**Problem to work on**
Transcribe the lines below verbatim, skipping the images.

**Data shown**
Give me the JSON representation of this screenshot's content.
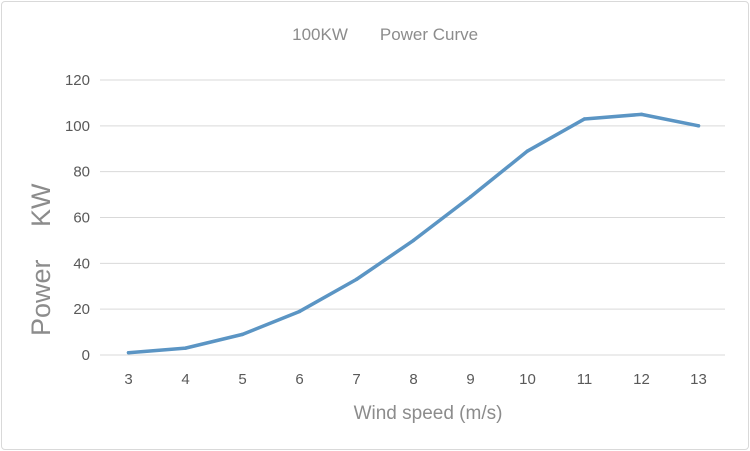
{
  "chart_data": {
    "type": "line",
    "title_left": "100KW",
    "title_right": "Power Curve",
    "xlabel": "Wind speed (m/s)",
    "ylabel_left": "Power",
    "ylabel_right": "KW",
    "x": [
      3,
      4,
      5,
      6,
      7,
      8,
      9,
      10,
      11,
      12,
      13
    ],
    "series": [
      {
        "values": [
          1,
          3,
          9,
          19,
          33,
          50,
          69,
          89,
          103,
          105,
          100
        ]
      }
    ],
    "ylim": [
      0,
      120
    ],
    "yticks": [
      0,
      20,
      40,
      60,
      80,
      100,
      120
    ],
    "grid": true,
    "legend": "none",
    "colors": {
      "line": "#5b95c4",
      "grid": "#d9d9d9",
      "title": "#8c8c8c",
      "tick": "#595959"
    }
  }
}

**Solution for this exercise**
Give me the JSON representation of this screenshot's content.
{
  "chart_data": {
    "type": "line",
    "title_left": "100KW",
    "title_right": "Power Curve",
    "xlabel": "Wind speed (m/s)",
    "ylabel_left": "Power",
    "ylabel_right": "KW",
    "x": [
      3,
      4,
      5,
      6,
      7,
      8,
      9,
      10,
      11,
      12,
      13
    ],
    "series": [
      {
        "values": [
          1,
          3,
          9,
          19,
          33,
          50,
          69,
          89,
          103,
          105,
          100
        ]
      }
    ],
    "ylim": [
      0,
      120
    ],
    "yticks": [
      0,
      20,
      40,
      60,
      80,
      100,
      120
    ],
    "grid": true,
    "legend": "none",
    "colors": {
      "line": "#5b95c4",
      "grid": "#d9d9d9",
      "title": "#8c8c8c",
      "tick": "#595959"
    }
  }
}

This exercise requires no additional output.